Stated goal: Count the lines below that contain the word "products", and reply with only that number.
═══ Data shown
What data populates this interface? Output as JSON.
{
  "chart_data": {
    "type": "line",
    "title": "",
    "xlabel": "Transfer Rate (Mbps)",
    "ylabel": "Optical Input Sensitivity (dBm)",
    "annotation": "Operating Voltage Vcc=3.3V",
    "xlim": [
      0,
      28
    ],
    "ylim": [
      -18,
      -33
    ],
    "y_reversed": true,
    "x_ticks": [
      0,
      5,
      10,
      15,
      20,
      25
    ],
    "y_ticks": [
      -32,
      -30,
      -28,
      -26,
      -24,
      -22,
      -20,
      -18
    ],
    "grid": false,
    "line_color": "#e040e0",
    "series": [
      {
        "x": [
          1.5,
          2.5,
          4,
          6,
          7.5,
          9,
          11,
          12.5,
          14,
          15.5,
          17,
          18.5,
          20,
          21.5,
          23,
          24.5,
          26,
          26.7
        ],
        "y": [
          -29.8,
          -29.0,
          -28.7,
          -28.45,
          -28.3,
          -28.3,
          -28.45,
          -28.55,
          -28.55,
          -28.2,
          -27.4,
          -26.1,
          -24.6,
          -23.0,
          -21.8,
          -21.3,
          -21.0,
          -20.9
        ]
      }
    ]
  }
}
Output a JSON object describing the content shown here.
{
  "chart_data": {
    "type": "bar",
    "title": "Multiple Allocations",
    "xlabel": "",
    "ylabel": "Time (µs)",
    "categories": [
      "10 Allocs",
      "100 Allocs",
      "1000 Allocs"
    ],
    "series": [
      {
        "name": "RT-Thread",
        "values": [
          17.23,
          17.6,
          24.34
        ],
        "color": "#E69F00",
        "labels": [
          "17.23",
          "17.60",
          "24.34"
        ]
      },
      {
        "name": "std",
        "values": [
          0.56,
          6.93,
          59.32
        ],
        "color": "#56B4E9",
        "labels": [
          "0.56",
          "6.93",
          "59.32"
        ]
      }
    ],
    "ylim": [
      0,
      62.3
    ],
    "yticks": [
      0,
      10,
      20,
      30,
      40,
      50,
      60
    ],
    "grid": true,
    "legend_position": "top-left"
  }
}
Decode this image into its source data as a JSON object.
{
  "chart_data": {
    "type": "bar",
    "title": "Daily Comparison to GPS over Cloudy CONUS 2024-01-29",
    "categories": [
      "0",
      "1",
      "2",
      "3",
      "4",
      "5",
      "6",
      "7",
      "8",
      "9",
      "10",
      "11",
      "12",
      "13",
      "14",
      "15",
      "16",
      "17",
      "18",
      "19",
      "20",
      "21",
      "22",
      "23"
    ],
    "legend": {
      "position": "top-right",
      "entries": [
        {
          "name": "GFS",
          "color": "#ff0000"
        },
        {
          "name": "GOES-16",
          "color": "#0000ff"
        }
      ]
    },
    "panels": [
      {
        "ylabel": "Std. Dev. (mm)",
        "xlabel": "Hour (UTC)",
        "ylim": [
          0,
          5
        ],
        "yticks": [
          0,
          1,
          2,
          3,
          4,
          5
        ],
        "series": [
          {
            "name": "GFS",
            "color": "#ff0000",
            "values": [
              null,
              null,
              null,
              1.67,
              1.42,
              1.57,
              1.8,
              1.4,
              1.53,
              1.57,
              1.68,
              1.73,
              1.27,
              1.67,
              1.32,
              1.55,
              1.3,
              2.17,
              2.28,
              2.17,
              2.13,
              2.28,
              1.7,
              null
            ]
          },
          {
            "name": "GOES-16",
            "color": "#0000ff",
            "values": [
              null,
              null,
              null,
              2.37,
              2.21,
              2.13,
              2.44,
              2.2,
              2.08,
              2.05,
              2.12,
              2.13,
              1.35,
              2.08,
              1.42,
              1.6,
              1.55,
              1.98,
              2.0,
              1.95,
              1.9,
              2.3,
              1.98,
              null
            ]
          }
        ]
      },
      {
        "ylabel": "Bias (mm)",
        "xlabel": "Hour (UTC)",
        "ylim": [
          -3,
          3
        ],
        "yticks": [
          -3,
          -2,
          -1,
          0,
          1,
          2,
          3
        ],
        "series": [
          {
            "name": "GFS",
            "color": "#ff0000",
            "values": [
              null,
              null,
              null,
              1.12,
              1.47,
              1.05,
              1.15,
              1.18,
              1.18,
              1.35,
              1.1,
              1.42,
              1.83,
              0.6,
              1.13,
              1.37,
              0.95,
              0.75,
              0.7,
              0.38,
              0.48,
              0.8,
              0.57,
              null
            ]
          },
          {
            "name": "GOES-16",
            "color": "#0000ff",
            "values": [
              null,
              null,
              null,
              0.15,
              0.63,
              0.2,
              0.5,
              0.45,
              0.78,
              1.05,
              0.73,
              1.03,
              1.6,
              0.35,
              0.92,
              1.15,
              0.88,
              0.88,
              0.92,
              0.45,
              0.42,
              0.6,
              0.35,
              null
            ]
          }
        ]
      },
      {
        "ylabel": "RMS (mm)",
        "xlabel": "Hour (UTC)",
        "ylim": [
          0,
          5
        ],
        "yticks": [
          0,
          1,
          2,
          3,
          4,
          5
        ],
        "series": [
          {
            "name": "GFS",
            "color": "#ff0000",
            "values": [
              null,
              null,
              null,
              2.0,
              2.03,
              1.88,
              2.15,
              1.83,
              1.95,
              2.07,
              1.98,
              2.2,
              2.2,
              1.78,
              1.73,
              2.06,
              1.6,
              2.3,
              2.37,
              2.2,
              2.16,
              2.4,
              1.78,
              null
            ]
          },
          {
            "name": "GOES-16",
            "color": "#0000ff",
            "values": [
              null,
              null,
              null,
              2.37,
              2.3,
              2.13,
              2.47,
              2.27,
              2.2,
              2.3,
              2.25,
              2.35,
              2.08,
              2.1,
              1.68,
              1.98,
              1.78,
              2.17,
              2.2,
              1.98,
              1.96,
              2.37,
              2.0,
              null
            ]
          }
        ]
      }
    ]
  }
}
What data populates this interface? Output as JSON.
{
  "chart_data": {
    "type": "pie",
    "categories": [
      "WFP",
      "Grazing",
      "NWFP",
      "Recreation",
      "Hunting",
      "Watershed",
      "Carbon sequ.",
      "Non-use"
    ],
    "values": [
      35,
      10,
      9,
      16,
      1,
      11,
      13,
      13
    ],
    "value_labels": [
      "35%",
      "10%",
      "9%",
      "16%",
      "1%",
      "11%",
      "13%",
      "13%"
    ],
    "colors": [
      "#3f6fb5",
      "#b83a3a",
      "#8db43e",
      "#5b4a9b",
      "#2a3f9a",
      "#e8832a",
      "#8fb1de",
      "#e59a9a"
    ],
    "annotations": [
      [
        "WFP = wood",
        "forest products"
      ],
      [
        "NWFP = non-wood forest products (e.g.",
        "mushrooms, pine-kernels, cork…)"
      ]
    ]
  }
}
══════
Solution to this exercise: 2